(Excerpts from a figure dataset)
[Start]

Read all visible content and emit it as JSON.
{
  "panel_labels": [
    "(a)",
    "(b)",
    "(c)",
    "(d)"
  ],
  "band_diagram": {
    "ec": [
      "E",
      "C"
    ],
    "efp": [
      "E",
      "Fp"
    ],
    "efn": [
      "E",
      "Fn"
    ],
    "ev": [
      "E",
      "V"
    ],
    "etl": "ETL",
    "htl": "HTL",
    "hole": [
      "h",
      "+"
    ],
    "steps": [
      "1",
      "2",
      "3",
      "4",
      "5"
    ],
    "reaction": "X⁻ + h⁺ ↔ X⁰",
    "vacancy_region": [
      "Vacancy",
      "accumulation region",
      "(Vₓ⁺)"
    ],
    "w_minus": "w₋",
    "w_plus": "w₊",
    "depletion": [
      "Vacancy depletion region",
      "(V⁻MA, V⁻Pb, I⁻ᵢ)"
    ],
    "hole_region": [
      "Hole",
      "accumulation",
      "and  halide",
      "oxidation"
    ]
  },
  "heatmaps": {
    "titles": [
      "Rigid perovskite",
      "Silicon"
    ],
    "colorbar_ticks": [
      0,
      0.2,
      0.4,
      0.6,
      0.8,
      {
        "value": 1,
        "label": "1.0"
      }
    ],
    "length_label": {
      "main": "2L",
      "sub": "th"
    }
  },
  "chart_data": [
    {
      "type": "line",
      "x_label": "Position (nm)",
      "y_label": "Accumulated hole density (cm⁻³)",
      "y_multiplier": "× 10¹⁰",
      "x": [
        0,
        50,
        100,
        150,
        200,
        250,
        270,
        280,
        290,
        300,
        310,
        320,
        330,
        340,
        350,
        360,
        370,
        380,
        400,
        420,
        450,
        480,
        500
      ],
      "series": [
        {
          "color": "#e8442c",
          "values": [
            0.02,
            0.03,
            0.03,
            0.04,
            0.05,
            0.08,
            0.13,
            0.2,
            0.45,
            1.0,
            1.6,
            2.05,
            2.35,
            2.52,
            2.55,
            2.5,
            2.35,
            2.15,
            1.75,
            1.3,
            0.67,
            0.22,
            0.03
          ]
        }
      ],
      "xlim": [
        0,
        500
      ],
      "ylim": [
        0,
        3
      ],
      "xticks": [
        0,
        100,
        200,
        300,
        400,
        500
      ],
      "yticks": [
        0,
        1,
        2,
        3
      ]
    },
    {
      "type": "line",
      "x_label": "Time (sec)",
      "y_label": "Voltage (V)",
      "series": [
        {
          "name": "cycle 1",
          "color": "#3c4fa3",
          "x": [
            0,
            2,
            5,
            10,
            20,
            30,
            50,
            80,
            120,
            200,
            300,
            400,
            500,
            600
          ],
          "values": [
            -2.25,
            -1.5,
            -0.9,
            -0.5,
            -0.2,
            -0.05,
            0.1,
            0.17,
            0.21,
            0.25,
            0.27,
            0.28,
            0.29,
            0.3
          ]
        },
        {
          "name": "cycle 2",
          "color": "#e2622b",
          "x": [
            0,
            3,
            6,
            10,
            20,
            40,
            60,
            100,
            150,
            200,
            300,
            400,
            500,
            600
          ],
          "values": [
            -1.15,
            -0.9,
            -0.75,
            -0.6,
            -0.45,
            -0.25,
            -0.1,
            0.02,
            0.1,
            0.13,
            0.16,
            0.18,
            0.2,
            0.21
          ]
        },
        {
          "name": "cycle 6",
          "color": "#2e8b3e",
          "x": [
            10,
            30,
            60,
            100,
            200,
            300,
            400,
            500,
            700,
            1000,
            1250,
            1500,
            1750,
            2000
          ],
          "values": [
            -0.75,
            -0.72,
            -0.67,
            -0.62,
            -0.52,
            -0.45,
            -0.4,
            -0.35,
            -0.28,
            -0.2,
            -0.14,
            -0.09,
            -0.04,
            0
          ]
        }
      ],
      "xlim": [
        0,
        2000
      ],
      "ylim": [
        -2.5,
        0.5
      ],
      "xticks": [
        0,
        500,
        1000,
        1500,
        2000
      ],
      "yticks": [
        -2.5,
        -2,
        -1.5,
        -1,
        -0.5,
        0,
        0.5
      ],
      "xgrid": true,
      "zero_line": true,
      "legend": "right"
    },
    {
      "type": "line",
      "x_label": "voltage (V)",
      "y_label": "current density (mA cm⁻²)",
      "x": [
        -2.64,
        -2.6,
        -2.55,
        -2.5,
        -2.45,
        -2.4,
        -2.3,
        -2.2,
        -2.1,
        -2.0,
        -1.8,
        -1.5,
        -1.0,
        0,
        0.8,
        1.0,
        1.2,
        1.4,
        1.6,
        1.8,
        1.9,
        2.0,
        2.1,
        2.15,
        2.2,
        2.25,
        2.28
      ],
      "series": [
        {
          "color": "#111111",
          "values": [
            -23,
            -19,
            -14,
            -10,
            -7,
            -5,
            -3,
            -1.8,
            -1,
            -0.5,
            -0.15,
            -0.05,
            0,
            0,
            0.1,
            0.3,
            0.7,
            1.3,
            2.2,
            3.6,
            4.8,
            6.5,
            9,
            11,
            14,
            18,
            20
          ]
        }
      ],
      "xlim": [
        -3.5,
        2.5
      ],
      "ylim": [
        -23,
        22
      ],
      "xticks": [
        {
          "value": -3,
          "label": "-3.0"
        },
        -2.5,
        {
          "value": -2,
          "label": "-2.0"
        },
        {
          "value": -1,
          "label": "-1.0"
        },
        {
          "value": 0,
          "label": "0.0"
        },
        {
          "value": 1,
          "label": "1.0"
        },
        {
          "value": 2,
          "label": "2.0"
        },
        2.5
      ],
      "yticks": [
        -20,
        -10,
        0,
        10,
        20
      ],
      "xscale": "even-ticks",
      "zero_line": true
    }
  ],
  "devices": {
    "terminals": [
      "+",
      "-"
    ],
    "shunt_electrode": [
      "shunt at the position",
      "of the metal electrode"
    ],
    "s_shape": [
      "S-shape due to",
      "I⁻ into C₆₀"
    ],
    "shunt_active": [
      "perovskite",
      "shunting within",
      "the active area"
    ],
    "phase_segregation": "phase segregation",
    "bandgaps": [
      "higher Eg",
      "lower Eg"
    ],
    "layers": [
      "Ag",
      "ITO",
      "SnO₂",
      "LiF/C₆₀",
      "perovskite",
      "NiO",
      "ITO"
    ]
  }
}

[End]

● **OBJECTIVE**
Write out the whole listing again. Match it word for word.

● **ANSWER FOR THIS EXERCISE**
Read all visible content and emit it as JSON.
{
  "panel_labels": [
    "(a)",
    "(b)",
    "(c)",
    "(d)"
  ],
  "band_diagram": {
    "ec": [
      "E",
      "C"
    ],
    "efp": [
      "E",
      "Fp"
    ],
    "efn": [
      "E",
      "Fn"
    ],
    "ev": [
      "E",
      "V"
    ],
    "etl": "ETL",
    "htl": "HTL",
    "hole": [
      "h",
      "+"
    ],
    "steps": [
      "1",
      "2",
      "3",
      "4",
      "5"
    ],
    "reaction": "X⁻ + h⁺ ↔ X⁰",
    "vacancy_region": [
      "Vacancy",
      "accumulation region",
      "(Vₓ⁺)"
    ],
    "w_minus": "w₋",
    "w_plus": "w₊",
    "depletion": [
      "Vacancy depletion region",
      "(V⁻MA, V⁻Pb, I⁻ᵢ)"
    ],
    "hole_region": [
      "Hole",
      "accumulation",
      "and  halide",
      "oxidation"
    ]
  },
  "heatmaps": {
    "titles": [
      "Rigid perovskite",
      "Silicon"
    ],
    "colorbar_ticks": [
      0,
      0.2,
      0.4,
      0.6,
      0.8,
      {
        "value": 1,
        "label": "1.0"
      }
    ],
    "length_label": {
      "main": "2L",
      "sub": "th"
    }
  },
  "chart_data": [
    {
      "type": "line",
      "x_label": "Position (nm)",
      "y_label": "Accumulated hole density (cm⁻³)",
      "y_multiplier": "× 10¹⁰",
      "x": [
        0,
        50,
        100,
        150,
        200,
        250,
        270,
        280,
        290,
        300,
        310,
        320,
        330,
        340,
        350,
        360,
        370,
        380,
        400,
        420,
        450,
        480,
        500
      ],
      "series": [
        {
          "color": "#e8442c",
          "values": [
            0.02,
            0.03,
            0.03,
            0.04,
            0.05,
            0.08,
            0.13,
            0.2,
            0.45,
            1.0,
            1.6,
            2.05,
            2.35,
            2.52,
            2.55,
            2.5,
            2.35,
            2.15,
            1.75,
            1.3,
            0.67,
            0.22,
            0.03
          ]
        }
      ],
      "xlim": [
        0,
        500
      ],
      "ylim": [
        0,
        3
      ],
      "xticks": [
        0,
        100,
        200,
        300,
        400,
        500
      ],
      "yticks": [
        0,
        1,
        2,
        3
      ]
    },
    {
      "type": "line",
      "x_label": "Time (sec)",
      "y_label": "Voltage (V)",
      "series": [
        {
          "name": "cycle 1",
          "color": "#3c4fa3",
          "x": [
            0,
            2,
            5,
            10,
            20,
            30,
            50,
            80,
            120,
            200,
            300,
            400,
            500,
            600
          ],
          "values": [
            -2.25,
            -1.5,
            -0.9,
            -0.5,
            -0.2,
            -0.05,
            0.1,
            0.17,
            0.21,
            0.25,
            0.27,
            0.28,
            0.29,
            0.3
          ]
        },
        {
          "name": "cycle 2",
          "color": "#e2622b",
          "x": [
            0,
            3,
            6,
            10,
            20,
            40,
            60,
            100,
            150,
            200,
            300,
            400,
            500,
            600
          ],
          "values": [
            -1.15,
            -0.9,
            -0.75,
            -0.6,
            -0.45,
            -0.25,
            -0.1,
            0.02,
            0.1,
            0.13,
            0.16,
            0.18,
            0.2,
            0.21
          ]
        },
        {
          "name": "cycle 6",
          "color": "#2e8b3e",
          "x": [
            10,
            30,
            60,
            100,
            200,
            300,
            400,
            500,
            700,
            1000,
            1250,
            1500,
            1750,
            2000
          ],
          "values": [
            -0.75,
            -0.72,
            -0.67,
            -0.62,
            -0.52,
            -0.45,
            -0.4,
            -0.35,
            -0.28,
            -0.2,
            -0.14,
            -0.09,
            -0.04,
            0
          ]
        }
      ],
      "xlim": [
        0,
        2000
      ],
      "ylim": [
        -2.5,
        0.5
      ],
      "xticks": [
        0,
        500,
        1000,
        1500,
        2000
      ],
      "yticks": [
        -2.5,
        -2,
        -1.5,
        -1,
        -0.5,
        0,
        0.5
      ],
      "xgrid": true,
      "zero_line": true,
      "legend": "right"
    },
    {
      "type": "line",
      "x_label": "voltage (V)",
      "y_label": "current density (mA cm⁻²)",
      "x": [
        -2.64,
        -2.6,
        -2.55,
        -2.5,
        -2.45,
        -2.4,
        -2.3,
        -2.2,
        -2.1,
        -2.0,
        -1.8,
        -1.5,
        -1.0,
        0,
        0.8,
        1.0,
        1.2,
        1.4,
        1.6,
        1.8,
        1.9,
        2.0,
        2.1,
        2.15,
        2.2,
        2.25,
        2.28
      ],
      "series": [
        {
          "color": "#111111",
          "values": [
            -23,
            -19,
            -14,
            -10,
            -7,
            -5,
            -3,
            -1.8,
            -1,
            -0.5,
            -0.15,
            -0.05,
            0,
            0,
            0.1,
            0.3,
            0.7,
            1.3,
            2.2,
            3.6,
            4.8,
            6.5,
            9,
            11,
            14,
            18,
            20
          ]
        }
      ],
      "xlim": [
        -3.5,
        2.5
      ],
      "ylim": [
        -23,
        22
      ],
      "xticks": [
        {
          "value": -3,
          "label": "-3.0"
        },
        -2.5,
        {
          "value": -2,
          "label": "-2.0"
        },
        {
          "value": -1,
          "label": "-1.0"
        },
        {
          "value": 0,
          "label": "0.0"
        },
        {
          "value": 1,
          "label": "1.0"
        },
        {
          "value": 2,
          "label": "2.0"
        },
        2.5
      ],
      "yticks": [
        -20,
        -10,
        0,
        10,
        20
      ],
      "xscale": "even-ticks",
      "zero_line": true
    }
  ],
  "devices": {
    "terminals": [
      "+",
      "-"
    ],
    "shunt_electrode": [
      "shunt at the position",
      "of the metal electrode"
    ],
    "s_shape": [
      "S-shape due to",
      "I⁻ into C₆₀"
    ],
    "shunt_active": [
      "perovskite",
      "shunting within",
      "the active area"
    ],
    "phase_segregation": "phase segregation",
    "bandgaps": [
      "higher Eg",
      "lower Eg"
    ],
    "layers": [
      "Ag",
      "ITO",
      "SnO₂",
      "LiF/C₆₀",
      "perovskite",
      "NiO",
      "ITO"
    ]
  }
}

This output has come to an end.